■ Collected data entries ■
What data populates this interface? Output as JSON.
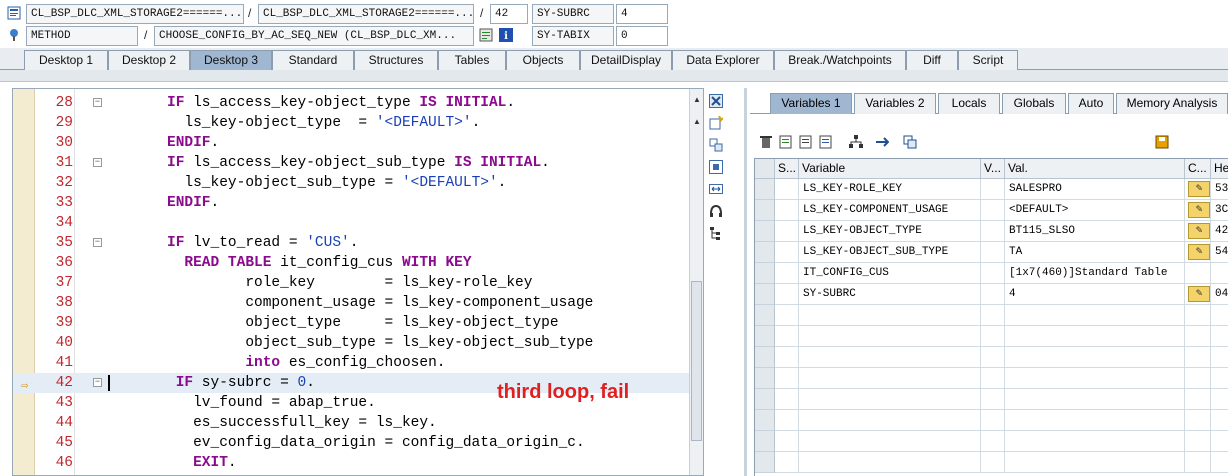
{
  "info_rows": {
    "row1": {
      "icon": "program-icon",
      "field1": "CL_BSP_DLC_XML_STORAGE2======...",
      "separator1": "/",
      "field2": "CL_BSP_DLC_XML_STORAGE2======...",
      "separator2": "/",
      "field3": "42",
      "sysvar_name": "SY-SUBRC",
      "sysvar_value": "4"
    },
    "row2": {
      "icon": "method-icon",
      "field1": "METHOD",
      "separator1": "/",
      "field2": "CHOOSE_CONFIG_BY_AC_SEQ_NEW (CL_BSP_DLC_XM...",
      "sysvar_name": "SY-TABIX",
      "sysvar_value": "0"
    }
  },
  "tabs": [
    {
      "label": "Desktop 1"
    },
    {
      "label": "Desktop 2"
    },
    {
      "label": "Desktop 3",
      "active": true
    },
    {
      "label": "Standard"
    },
    {
      "label": "Structures"
    },
    {
      "label": "Tables"
    },
    {
      "label": "Objects"
    },
    {
      "label": "DetailDisplay"
    },
    {
      "label": "Data Explorer"
    },
    {
      "label": "Break./Watchpoints"
    },
    {
      "label": "Diff"
    },
    {
      "label": "Script"
    }
  ],
  "editor": {
    "annotation": "third loop, fail",
    "current_line": "42",
    "lines": [
      {
        "no": "28",
        "text": "IF ls_access_key-object_type IS INITIAL."
      },
      {
        "no": "29",
        "text": "  ls_key-object_type  = '<DEFAULT>'."
      },
      {
        "no": "30",
        "text": "ENDIF."
      },
      {
        "no": "31",
        "text": "IF ls_access_key-object_sub_type IS INITIAL."
      },
      {
        "no": "32",
        "text": "  ls_key-object_sub_type = '<DEFAULT>'."
      },
      {
        "no": "33",
        "text": "ENDIF."
      },
      {
        "no": "34",
        "text": ""
      },
      {
        "no": "35",
        "text": "IF lv_to_read = 'CUS'."
      },
      {
        "no": "36",
        "text": "  READ TABLE it_config_cus WITH KEY"
      },
      {
        "no": "37",
        "text": "         role_key        = ls_key-role_key"
      },
      {
        "no": "38",
        "text": "         component_usage = ls_key-component_usage"
      },
      {
        "no": "39",
        "text": "         object_type     = ls_key-object_type"
      },
      {
        "no": "40",
        "text": "         object_sub_type = ls_key-object_sub_type"
      },
      {
        "no": "41",
        "text": "         into es_config_choosen."
      },
      {
        "no": "42",
        "text": " IF sy-subrc = 0."
      },
      {
        "no": "43",
        "text": "   lv_found = abap_true."
      },
      {
        "no": "44",
        "text": "   es_successfull_key = ls_key."
      },
      {
        "no": "45",
        "text": "   ev_config_data_origin = config_data_origin_c."
      },
      {
        "no": "46",
        "text": "   EXIT."
      }
    ]
  },
  "right_tabs": [
    {
      "label": "Variables 1",
      "active": true
    },
    {
      "label": "Variables 2"
    },
    {
      "label": "Locals"
    },
    {
      "label": "Globals"
    },
    {
      "label": "Auto"
    },
    {
      "label": "Memory Analysis"
    }
  ],
  "variables_table": {
    "columns": [
      "S...",
      "Variable",
      "V...",
      "Val.",
      "C...",
      "He"
    ],
    "rows": [
      {
        "variable": "LS_KEY-ROLE_KEY",
        "value": "SALESPRO",
        "hex": "53("
      },
      {
        "variable": "LS_KEY-COMPONENT_USAGE",
        "value": "<DEFAULT>",
        "hex": "3C("
      },
      {
        "variable": "LS_KEY-OBJECT_TYPE",
        "value": "BT115_SLSO",
        "hex": "42("
      },
      {
        "variable": "LS_KEY-OBJECT_SUB_TYPE",
        "value": "TA",
        "hex": "54("
      },
      {
        "variable": "IT_CONFIG_CUS",
        "value": "[1x7(460)]Standard Table",
        "hex": ""
      },
      {
        "variable": "SY-SUBRC",
        "value": "4",
        "hex": "04("
      }
    ]
  }
}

■ EXERCISE ■
Quote everything in the listing above exactly; pictures are the only thing to omit.

■ THE ANSWER ■
What data populates this interface? Output as JSON.
{
  "info_rows": {
    "row1": {
      "icon": "program-icon",
      "field1": "CL_BSP_DLC_XML_STORAGE2======...",
      "separator1": "/",
      "field2": "CL_BSP_DLC_XML_STORAGE2======...",
      "separator2": "/",
      "field3": "42",
      "sysvar_name": "SY-SUBRC",
      "sysvar_value": "4"
    },
    "row2": {
      "icon": "method-icon",
      "field1": "METHOD",
      "separator1": "/",
      "field2": "CHOOSE_CONFIG_BY_AC_SEQ_NEW (CL_BSP_DLC_XM...",
      "sysvar_name": "SY-TABIX",
      "sysvar_value": "0"
    }
  },
  "tabs": [
    {
      "label": "Desktop 1"
    },
    {
      "label": "Desktop 2"
    },
    {
      "label": "Desktop 3",
      "active": true
    },
    {
      "label": "Standard"
    },
    {
      "label": "Structures"
    },
    {
      "label": "Tables"
    },
    {
      "label": "Objects"
    },
    {
      "label": "DetailDisplay"
    },
    {
      "label": "Data Explorer"
    },
    {
      "label": "Break./Watchpoints"
    },
    {
      "label": "Diff"
    },
    {
      "label": "Script"
    }
  ],
  "editor": {
    "annotation": "third loop, fail",
    "current_line": "42",
    "lines": [
      {
        "no": "28",
        "text": "IF ls_access_key-object_type IS INITIAL."
      },
      {
        "no": "29",
        "text": "  ls_key-object_type  = '<DEFAULT>'."
      },
      {
        "no": "30",
        "text": "ENDIF."
      },
      {
        "no": "31",
        "text": "IF ls_access_key-object_sub_type IS INITIAL."
      },
      {
        "no": "32",
        "text": "  ls_key-object_sub_type = '<DEFAULT>'."
      },
      {
        "no": "33",
        "text": "ENDIF."
      },
      {
        "no": "34",
        "text": ""
      },
      {
        "no": "35",
        "text": "IF lv_to_read = 'CUS'."
      },
      {
        "no": "36",
        "text": "  READ TABLE it_config_cus WITH KEY"
      },
      {
        "no": "37",
        "text": "         role_key        = ls_key-role_key"
      },
      {
        "no": "38",
        "text": "         component_usage = ls_key-component_usage"
      },
      {
        "no": "39",
        "text": "         object_type     = ls_key-object_type"
      },
      {
        "no": "40",
        "text": "         object_sub_type = ls_key-object_sub_type"
      },
      {
        "no": "41",
        "text": "         into es_config_choosen."
      },
      {
        "no": "42",
        "text": " IF sy-subrc = 0."
      },
      {
        "no": "43",
        "text": "   lv_found = abap_true."
      },
      {
        "no": "44",
        "text": "   es_successfull_key = ls_key."
      },
      {
        "no": "45",
        "text": "   ev_config_data_origin = config_data_origin_c."
      },
      {
        "no": "46",
        "text": "   EXIT."
      }
    ]
  },
  "right_tabs": [
    {
      "label": "Variables 1",
      "active": true
    },
    {
      "label": "Variables 2"
    },
    {
      "label": "Locals"
    },
    {
      "label": "Globals"
    },
    {
      "label": "Auto"
    },
    {
      "label": "Memory Analysis"
    }
  ],
  "variables_table": {
    "columns": [
      "S...",
      "Variable",
      "V...",
      "Val.",
      "C...",
      "He"
    ],
    "rows": [
      {
        "variable": "LS_KEY-ROLE_KEY",
        "value": "SALESPRO",
        "hex": "53("
      },
      {
        "variable": "LS_KEY-COMPONENT_USAGE",
        "value": "<DEFAULT>",
        "hex": "3C("
      },
      {
        "variable": "LS_KEY-OBJECT_TYPE",
        "value": "BT115_SLSO",
        "hex": "42("
      },
      {
        "variable": "LS_KEY-OBJECT_SUB_TYPE",
        "value": "TA",
        "hex": "54("
      },
      {
        "variable": "IT_CONFIG_CUS",
        "value": "[1x7(460)]Standard Table",
        "hex": ""
      },
      {
        "variable": "SY-SUBRC",
        "value": "4",
        "hex": "04("
      }
    ]
  }
}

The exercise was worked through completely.